----- Material -----
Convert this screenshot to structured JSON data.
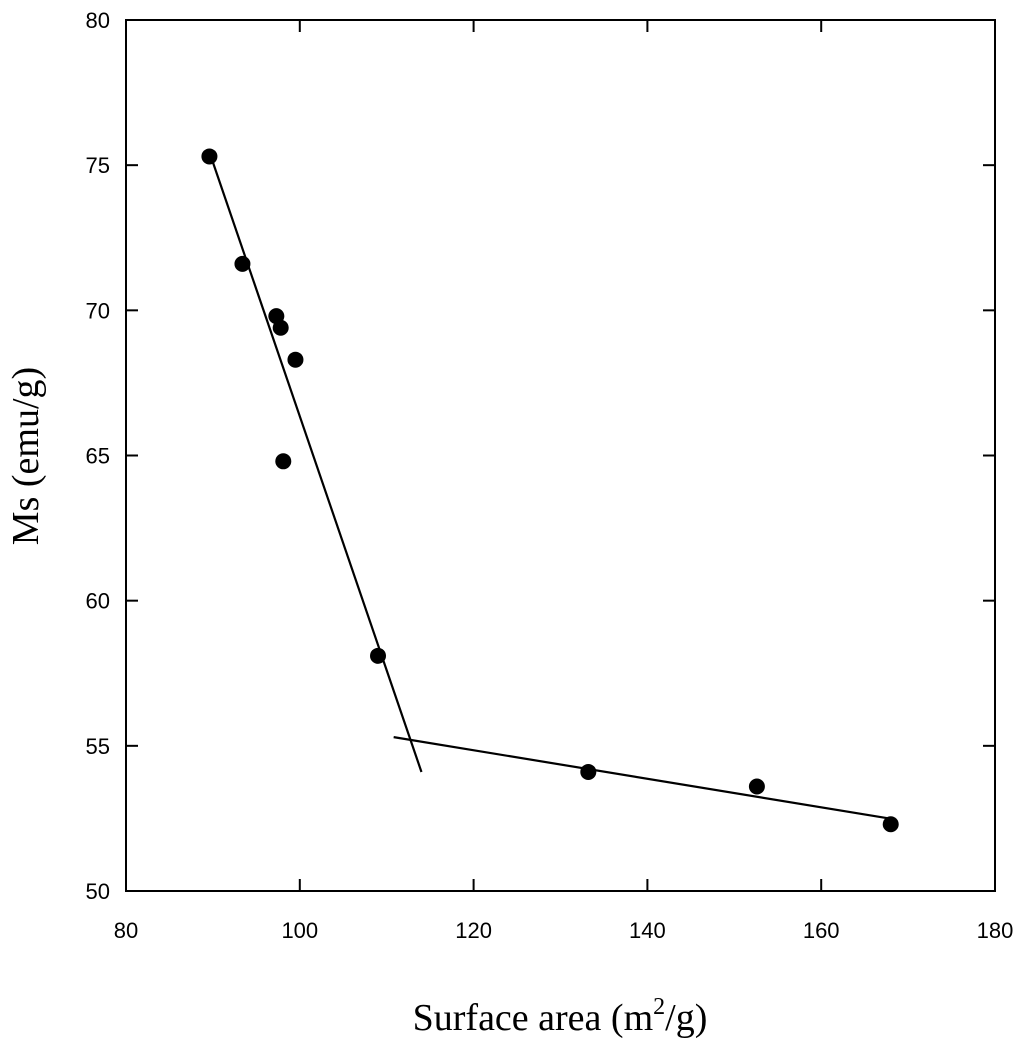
{
  "chart_data": {
    "type": "scatter",
    "title": "",
    "xlabel": {
      "main": "Surface area (m",
      "sup": "2",
      "tail": "/g)"
    },
    "ylabel": "Ms (emu/g)",
    "xlim": [
      80,
      180
    ],
    "ylim": [
      50,
      80
    ],
    "x_ticks": [
      80,
      100,
      120,
      140,
      160,
      180
    ],
    "y_ticks": [
      50,
      55,
      60,
      65,
      70,
      75,
      80
    ],
    "grid": false,
    "legend": "none",
    "marker_color": "#000000",
    "series": [
      {
        "points": [
          {
            "x": 89.6,
            "y": 75.3
          },
          {
            "x": 93.4,
            "y": 71.6
          },
          {
            "x": 97.3,
            "y": 69.8
          },
          {
            "x": 97.8,
            "y": 69.4
          },
          {
            "x": 99.5,
            "y": 68.3
          },
          {
            "x": 98.1,
            "y": 64.8
          },
          {
            "x": 109.0,
            "y": 58.1
          },
          {
            "x": 133.2,
            "y": 54.1
          },
          {
            "x": 152.6,
            "y": 53.6
          },
          {
            "x": 168.0,
            "y": 52.3
          }
        ]
      }
    ],
    "fit_lines": [
      {
        "x1": 90.0,
        "y1": 75.1,
        "x2": 114.0,
        "y2": 54.1
      },
      {
        "x1": 110.8,
        "y1": 55.3,
        "x2": 167.8,
        "y2": 52.5
      }
    ]
  }
}
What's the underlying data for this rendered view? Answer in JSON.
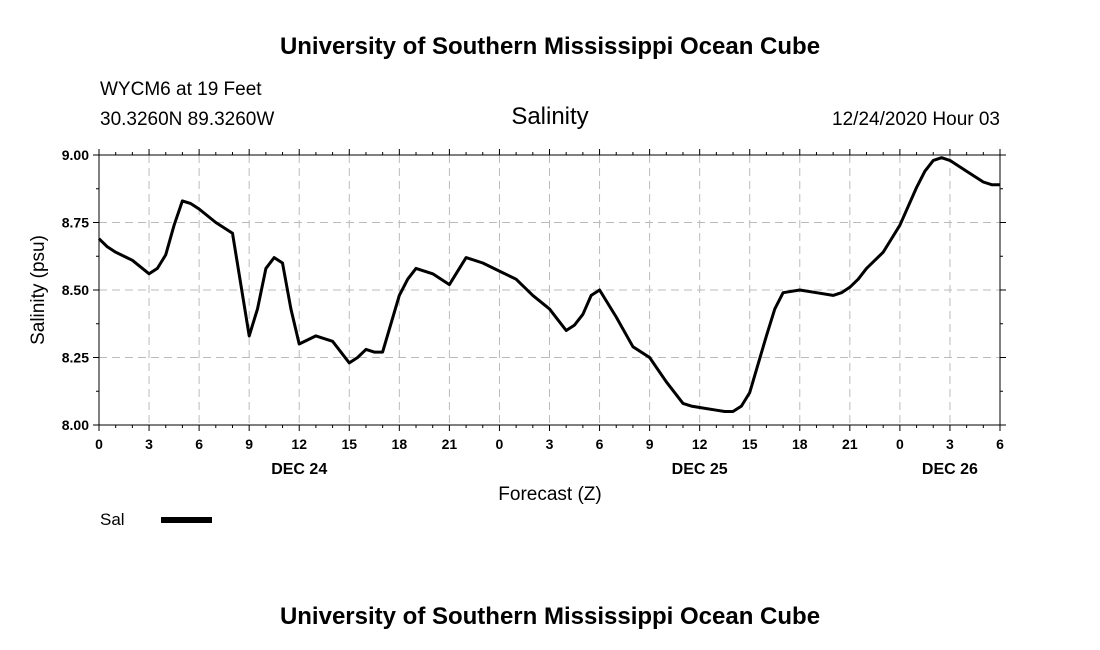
{
  "header": {
    "title_top": "University of Southern Mississippi Ocean Cube",
    "station": "WYCM6 at 19 Feet",
    "coords": "30.3260N 89.3260W",
    "chart_title": "Salinity",
    "timestamp": "12/24/2020 Hour 03",
    "title_bottom": "University of Southern Mississippi Ocean Cube"
  },
  "legend": {
    "label": "Sal"
  },
  "chart_data": {
    "type": "line",
    "title": "Salinity",
    "xlabel": "Forecast (Z)",
    "ylabel": "Salinity (psu)",
    "ylim": [
      8.0,
      9.0
    ],
    "xlim": [
      0,
      54
    ],
    "y_ticks": [
      "8.00",
      "8.25",
      "8.50",
      "8.75",
      "9.00"
    ],
    "x_ticks": [
      {
        "h": 0,
        "label": "0"
      },
      {
        "h": 3,
        "label": "3"
      },
      {
        "h": 6,
        "label": "6"
      },
      {
        "h": 9,
        "label": "9"
      },
      {
        "h": 12,
        "label": "12"
      },
      {
        "h": 15,
        "label": "15"
      },
      {
        "h": 18,
        "label": "18"
      },
      {
        "h": 21,
        "label": "21"
      },
      {
        "h": 24,
        "label": "0"
      },
      {
        "h": 27,
        "label": "3"
      },
      {
        "h": 30,
        "label": "6"
      },
      {
        "h": 33,
        "label": "9"
      },
      {
        "h": 36,
        "label": "12"
      },
      {
        "h": 39,
        "label": "15"
      },
      {
        "h": 42,
        "label": "18"
      },
      {
        "h": 45,
        "label": "21"
      },
      {
        "h": 48,
        "label": "0"
      },
      {
        "h": 51,
        "label": "3"
      },
      {
        "h": 54,
        "label": "6"
      }
    ],
    "date_labels": [
      {
        "h": 12,
        "label": "DEC 24"
      },
      {
        "h": 36,
        "label": "DEC 25"
      },
      {
        "h": 51,
        "label": "DEC 26"
      }
    ],
    "grid": true,
    "series": [
      {
        "name": "Sal",
        "color": "#000000",
        "x": [
          0,
          0.5,
          1,
          2,
          3,
          3.5,
          4,
          4.5,
          5,
          5.5,
          6,
          7,
          8,
          9,
          9.5,
          10,
          10.5,
          11,
          11.5,
          12,
          13,
          14,
          15,
          15.5,
          16,
          16.5,
          17,
          18,
          18.5,
          19,
          20,
          21,
          22,
          23,
          24,
          25,
          26,
          27,
          27.5,
          28,
          28.5,
          29,
          29.5,
          30,
          31,
          32,
          33,
          34,
          35,
          35.5,
          36,
          37,
          37.5,
          38,
          38.5,
          39,
          40,
          40.5,
          41,
          42,
          43,
          44,
          44.5,
          45,
          45.5,
          46,
          47,
          48,
          49,
          49.5,
          50,
          50.5,
          51,
          52,
          53,
          53.5,
          54
        ],
        "values": [
          8.69,
          8.66,
          8.64,
          8.61,
          8.56,
          8.58,
          8.63,
          8.74,
          8.83,
          8.82,
          8.8,
          8.75,
          8.71,
          8.33,
          8.43,
          8.58,
          8.62,
          8.6,
          8.43,
          8.3,
          8.33,
          8.31,
          8.23,
          8.25,
          8.28,
          8.27,
          8.27,
          8.48,
          8.54,
          8.58,
          8.56,
          8.52,
          8.62,
          8.6,
          8.57,
          8.54,
          8.48,
          8.43,
          8.39,
          8.35,
          8.37,
          8.41,
          8.48,
          8.5,
          8.4,
          8.29,
          8.25,
          8.16,
          8.08,
          8.07,
          8.065,
          8.055,
          8.05,
          8.05,
          8.07,
          8.12,
          8.33,
          8.43,
          8.49,
          8.5,
          8.49,
          8.48,
          8.49,
          8.51,
          8.54,
          8.58,
          8.64,
          8.74,
          8.88,
          8.94,
          8.98,
          8.99,
          8.98,
          8.94,
          8.9,
          8.89,
          8.89
        ]
      }
    ]
  }
}
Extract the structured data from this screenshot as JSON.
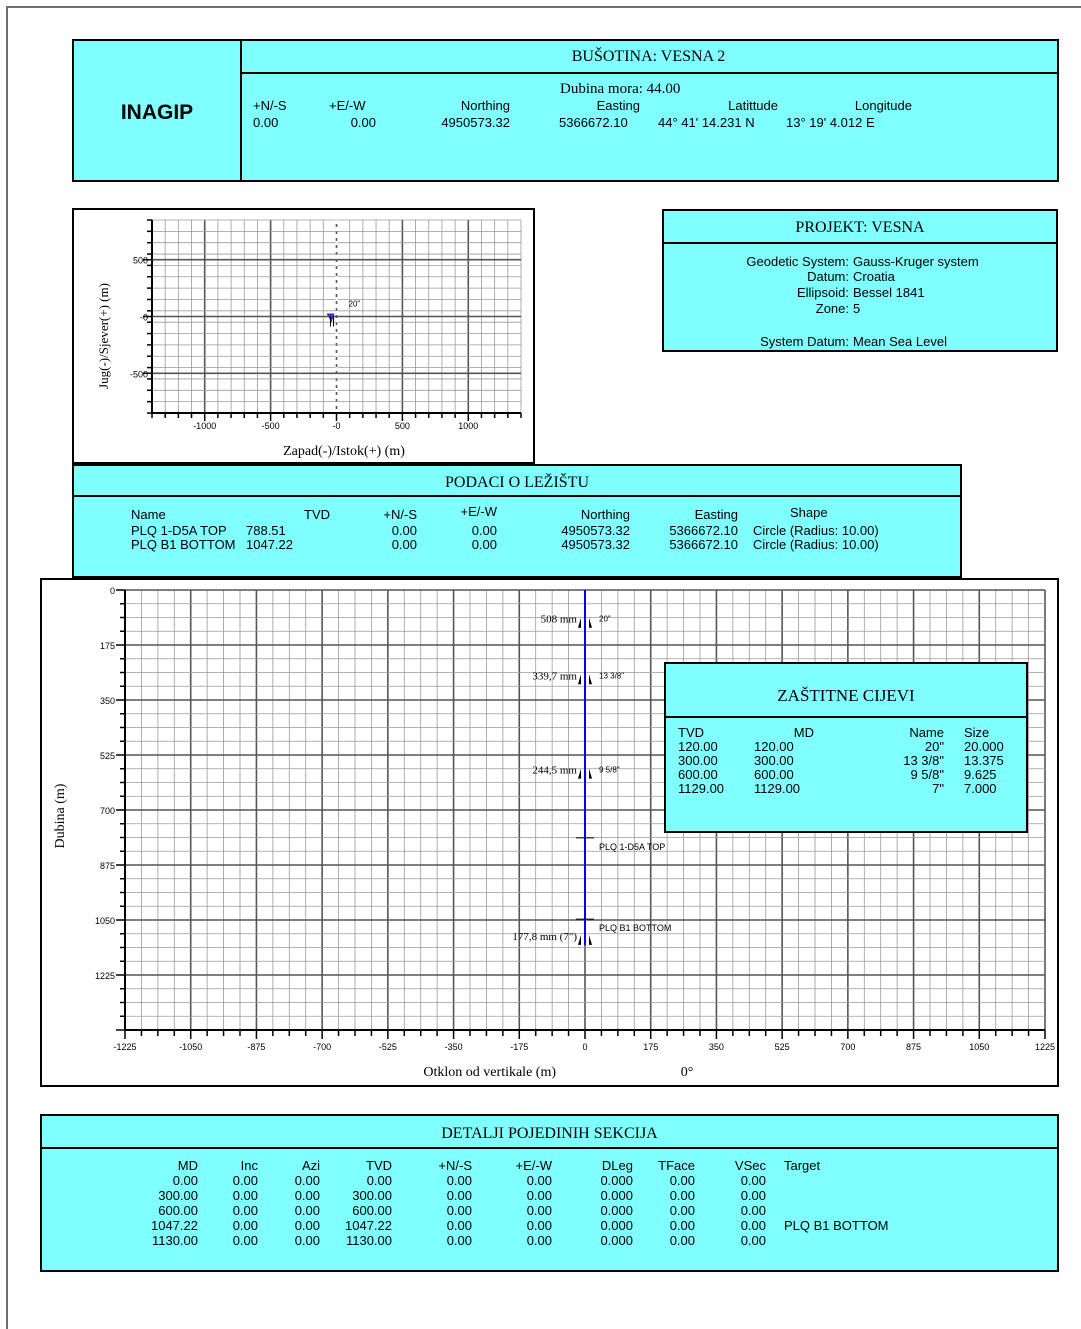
{
  "header": {
    "company": "INAGIP",
    "well_title": "BUŠOTINA: VESNA 2",
    "sea_depth": "Dubina mora: 44.00",
    "columns": [
      "+N/-S",
      "+E/-W",
      "Northing",
      "Easting",
      "Latittude",
      "Longitude"
    ],
    "values": [
      "0.00",
      "0.00",
      "4950573.32",
      "5366672.10",
      "44° 41' 14.231 N",
      "13° 19' 4.012 E"
    ]
  },
  "project": {
    "title": "PROJEKT: VESNA",
    "rows": [
      {
        "label": "Geodetic System:",
        "value": "Gauss-Kruger system"
      },
      {
        "label": "Datum:",
        "value": "Croatia"
      },
      {
        "label": "Ellipsoid:",
        "value": "Bessel 1841"
      },
      {
        "label": "Zone:",
        "value": "5"
      },
      {
        "label": "System Datum:",
        "value": "Mean Sea Level"
      }
    ]
  },
  "plan_view": {
    "ylabel": "Jug(-)/Sjever(+) (m)",
    "xlabel": "Zapad(-)/Istok(+) (m)",
    "y_ticks": [
      "500",
      "-0",
      "-500"
    ],
    "x_ticks": [
      "-1000",
      "-500",
      "-0",
      "500",
      "1000"
    ],
    "marker_label": "20\""
  },
  "targets": {
    "title": "PODACI O LEŽIŠTU",
    "columns": [
      "Name",
      "TVD",
      "+N/-S",
      "+E/-W",
      "Northing",
      "Easting",
      "Shape"
    ],
    "rows": [
      [
        "PLQ 1-D5A TOP",
        "788.51",
        "0.00",
        "0.00",
        "4950573.32",
        "5366672.10",
        "Circle (Radius: 10.00)"
      ],
      [
        "PLQ B1 BOTTOM",
        "1047.22",
        "0.00",
        "0.00",
        "4950573.32",
        "5366672.10",
        "Circle (Radius: 10.00)"
      ]
    ]
  },
  "section_view": {
    "ylabel": "Dubina (m)",
    "xlabel": "Otklon od vertikale (m)",
    "azimuth": "0°",
    "y_ticks": [
      "0",
      "175",
      "350",
      "525",
      "700",
      "875",
      "1050",
      "1225"
    ],
    "x_ticks": [
      "-1225",
      "-1050",
      "-875",
      "-700",
      "-525",
      "-350",
      "-175",
      "0",
      "175",
      "350",
      "525",
      "700",
      "875",
      "1050",
      "1225"
    ],
    "casing_marks": [
      {
        "depth_label": "508 mm",
        "size_label": "20\"",
        "tvd": 120
      },
      {
        "depth_label": "339,7 mm",
        "size_label": "13 3/8\"",
        "tvd": 300
      },
      {
        "depth_label": "244,5 mm",
        "size_label": "9 5/8\"",
        "tvd": 600
      },
      {
        "depth_label": "177,8 mm (7\")",
        "size_label": "",
        "tvd": 1129
      }
    ],
    "target_marks": [
      {
        "label": "PLQ 1-D5A TOP",
        "tvd": 788.51
      },
      {
        "label": "PLQ B1 BOTTOM",
        "tvd": 1047.22
      }
    ]
  },
  "casing": {
    "title": "ZAŠTITNE CIJEVI",
    "columns": [
      "TVD",
      "MD",
      "Name",
      "Size"
    ],
    "rows": [
      [
        "120.00",
        "120.00",
        "20\"",
        "20.000"
      ],
      [
        "300.00",
        "300.00",
        "13 3/8\"",
        "13.375"
      ],
      [
        "600.00",
        "600.00",
        "9 5/8\"",
        "9.625"
      ],
      [
        "1129.00",
        "1129.00",
        "7\"",
        "7.000"
      ]
    ]
  },
  "sections": {
    "title": "DETALJI POJEDINIH SEKCIJA",
    "columns": [
      "MD",
      "Inc",
      "Azi",
      "TVD",
      "+N/-S",
      "+E/-W",
      "DLeg",
      "TFace",
      "VSec",
      "Target"
    ],
    "rows": [
      [
        "0.00",
        "0.00",
        "0.00",
        "0.00",
        "0.00",
        "0.00",
        "0.000",
        "0.00",
        "0.00",
        ""
      ],
      [
        "300.00",
        "0.00",
        "0.00",
        "300.00",
        "0.00",
        "0.00",
        "0.000",
        "0.00",
        "0.00",
        ""
      ],
      [
        "600.00",
        "0.00",
        "0.00",
        "600.00",
        "0.00",
        "0.00",
        "0.000",
        "0.00",
        "0.00",
        ""
      ],
      [
        "1047.22",
        "0.00",
        "0.00",
        "1047.22",
        "0.00",
        "0.00",
        "0.000",
        "0.00",
        "0.00",
        "PLQ B1 BOTTOM"
      ],
      [
        "1130.00",
        "0.00",
        "0.00",
        "1130.00",
        "0.00",
        "0.00",
        "0.000",
        "0.00",
        "0.00",
        ""
      ]
    ]
  },
  "colors": {
    "panel": "#80ffff",
    "well_path": "#0000ff"
  }
}
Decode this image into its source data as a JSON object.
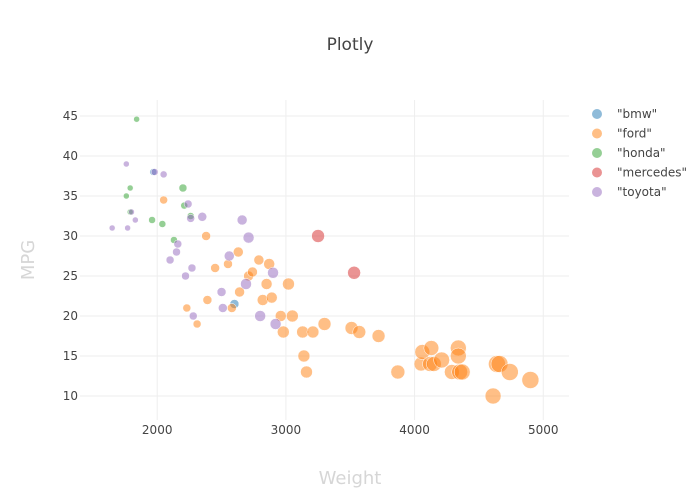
{
  "title": "Plotly",
  "colors": {
    "bmw": "#1f77b4",
    "ford": "#ff7f0e",
    "honda": "#2ca02c",
    "mercedes": "#d62728",
    "toyota": "#9467bd"
  },
  "chart_data": {
    "type": "scatter",
    "title": "Plotly",
    "xlabel": "Weight",
    "ylabel": "MPG",
    "xlim": [
      1400,
      5200
    ],
    "ylim": [
      7,
      47
    ],
    "xticks": [
      2000,
      3000,
      4000,
      5000
    ],
    "yticks": [
      10,
      15,
      20,
      25,
      30,
      35,
      40,
      45
    ],
    "grid": true,
    "legend_position": "top-right",
    "marker_opacity": 0.5,
    "series": [
      {
        "name": "\"bmw\"",
        "key": "bmw",
        "x": [
          1970,
          2600
        ],
        "y": [
          38,
          21.5
        ],
        "size": [
          6,
          8
        ]
      },
      {
        "name": "\"ford\"",
        "key": "ford",
        "x": [
          2050,
          2230,
          2310,
          2380,
          2390,
          2450,
          2550,
          2580,
          2630,
          2640,
          2710,
          2740,
          2790,
          2820,
          2850,
          2870,
          2890,
          2960,
          2980,
          3020,
          3050,
          3130,
          3140,
          3160,
          3210,
          3300,
          3510,
          3570,
          3720,
          3870,
          4050,
          4060,
          4120,
          4130,
          4150,
          4210,
          4290,
          4340,
          4340,
          4350,
          4370,
          4610,
          4640,
          4660,
          4740,
          4900
        ],
        "y": [
          34.5,
          21,
          19,
          30,
          22,
          26,
          26.5,
          21,
          28,
          23,
          25,
          25.5,
          27,
          22,
          24,
          26.5,
          22.3,
          20,
          18,
          24,
          20,
          18,
          15,
          13,
          18,
          19,
          18.5,
          18,
          17.5,
          13,
          14,
          15.5,
          14,
          16,
          14,
          14.5,
          13,
          16,
          15,
          13,
          13,
          10,
          14,
          14,
          13,
          12
        ],
        "size": [
          7,
          7,
          7,
          8,
          8,
          8,
          8,
          8,
          9,
          9,
          9,
          9,
          9,
          10,
          10,
          10,
          10,
          10,
          11,
          11,
          11,
          11,
          11,
          11,
          11,
          12,
          12,
          12,
          12,
          13,
          13,
          14,
          14,
          14,
          14,
          15,
          14,
          15,
          15,
          15,
          15,
          15,
          16,
          16,
          16,
          16
        ]
      },
      {
        "name": "\"honda\"",
        "key": "honda",
        "x": [
          1760,
          1790,
          1790,
          1840,
          1960,
          2040,
          2130,
          2200,
          2210,
          2260
        ],
        "y": [
          35,
          33,
          36,
          44.6,
          32,
          31.5,
          29.5,
          36,
          33.8,
          32.5
        ],
        "size": [
          5,
          5,
          5,
          5,
          6,
          6,
          6,
          7,
          6,
          6
        ]
      },
      {
        "name": "\"mercedes\"",
        "key": "mercedes",
        "x": [
          3250,
          3530
        ],
        "y": [
          30,
          25.4
        ],
        "size": [
          12,
          12
        ]
      },
      {
        "name": "\"toyota\"",
        "key": "toyota",
        "x": [
          1650,
          1760,
          1770,
          1800,
          1830,
          1980,
          2050,
          2100,
          2150,
          2160,
          2220,
          2240,
          2260,
          2270,
          2280,
          2350,
          2500,
          2510,
          2560,
          2660,
          2690,
          2710,
          2800,
          2900,
          2920
        ],
        "y": [
          31,
          39,
          31,
          33,
          32,
          38,
          37.7,
          27,
          28,
          29,
          25,
          34,
          32.2,
          26,
          20,
          32.4,
          23,
          21,
          27.5,
          32,
          24,
          29.8,
          20,
          25.4,
          19
        ],
        "size": [
          5,
          5,
          5,
          5,
          5,
          6,
          6,
          7,
          7,
          7,
          7,
          7,
          7,
          7,
          7,
          8,
          8,
          8,
          9,
          9,
          10,
          10,
          10,
          10,
          10
        ]
      }
    ]
  }
}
-----
__Exercise goal__: Pull out each line of the entries that contains "Mississippi".

__Response to this task__:
    "title_top": "University of Southern Mississippi Ocean Cube",
    "title_bottom": "University of Southern Mississippi Ocean Cube"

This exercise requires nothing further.